▶ **Recorded information**:
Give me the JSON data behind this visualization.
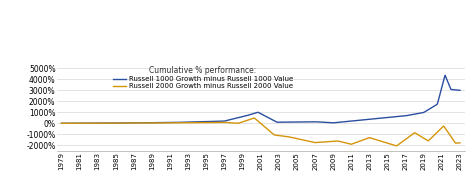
{
  "title": "Cumulative % performance:",
  "legend": [
    "Russell 1000 Growth minus Russell 1000 Value",
    "Russell 2000 Growth minus Russell 2000 Value"
  ],
  "line1_color": "#2b4fa0",
  "line2_color": "#d4950a",
  "ylim": [
    -2500,
    5500
  ],
  "yticks": [
    -2000,
    -1000,
    0,
    1000,
    2000,
    3000,
    4000,
    5000
  ],
  "background_color": "#ffffff",
  "grid_color": "#d8d8d8",
  "line_width": 1.0
}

▶ **Description of the task**:
Using the records given above, list every line that includes the word "Value".

▶ **The result**:
    "Russell 1000 Growth minus Russell 1000 Value",
    "Russell 2000 Growth minus Russell 2000 Value"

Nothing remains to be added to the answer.